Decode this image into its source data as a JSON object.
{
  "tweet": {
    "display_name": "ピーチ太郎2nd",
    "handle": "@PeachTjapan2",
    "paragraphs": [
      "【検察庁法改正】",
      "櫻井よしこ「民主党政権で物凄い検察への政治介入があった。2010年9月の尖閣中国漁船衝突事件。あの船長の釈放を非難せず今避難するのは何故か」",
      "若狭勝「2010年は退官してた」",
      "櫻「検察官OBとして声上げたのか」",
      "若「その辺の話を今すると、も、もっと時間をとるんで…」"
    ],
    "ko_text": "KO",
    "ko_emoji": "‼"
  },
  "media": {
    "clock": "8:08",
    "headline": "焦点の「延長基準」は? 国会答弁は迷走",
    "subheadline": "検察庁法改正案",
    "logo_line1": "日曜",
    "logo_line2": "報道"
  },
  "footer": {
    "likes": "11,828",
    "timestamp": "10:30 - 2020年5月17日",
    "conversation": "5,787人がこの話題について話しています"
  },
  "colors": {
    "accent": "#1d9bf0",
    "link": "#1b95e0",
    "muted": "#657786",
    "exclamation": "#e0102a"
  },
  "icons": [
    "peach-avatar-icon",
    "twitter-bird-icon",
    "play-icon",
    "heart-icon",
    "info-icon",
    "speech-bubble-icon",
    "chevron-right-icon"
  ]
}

▬▬▬▬▬▬▬▬▬▬

Repeat the records above exactly, from the first line to the last.

Decode this image into its source data as a JSON object.
{
  "tweet": {
    "display_name": "ピーチ太郎2nd",
    "handle": "@PeachTjapan2",
    "paragraphs": [
      "【検察庁法改正】",
      "櫻井よしこ「民主党政権で物凄い検察への政治介入があった。2010年9月の尖閣中国漁船衝突事件。あの船長の釈放を非難せず今避難するのは何故か」",
      "若狭勝「2010年は退官してた」",
      "櫻「検察官OBとして声上げたのか」",
      "若「その辺の話を今すると、も、もっと時間をとるんで…」"
    ],
    "ko_text": "KO",
    "ko_emoji": "‼"
  },
  "media": {
    "clock": "8:08",
    "headline": "焦点の「延長基準」は? 国会答弁は迷走",
    "subheadline": "検察庁法改正案",
    "logo_line1": "日曜",
    "logo_line2": "報道"
  },
  "footer": {
    "likes": "11,828",
    "timestamp": "10:30 - 2020年5月17日",
    "conversation": "5,787人がこの話題について話しています"
  },
  "colors": {
    "accent": "#1d9bf0",
    "link": "#1b95e0",
    "muted": "#657786",
    "exclamation": "#e0102a"
  },
  "icons": [
    "peach-avatar-icon",
    "twitter-bird-icon",
    "play-icon",
    "heart-icon",
    "info-icon",
    "speech-bubble-icon",
    "chevron-right-icon"
  ]
}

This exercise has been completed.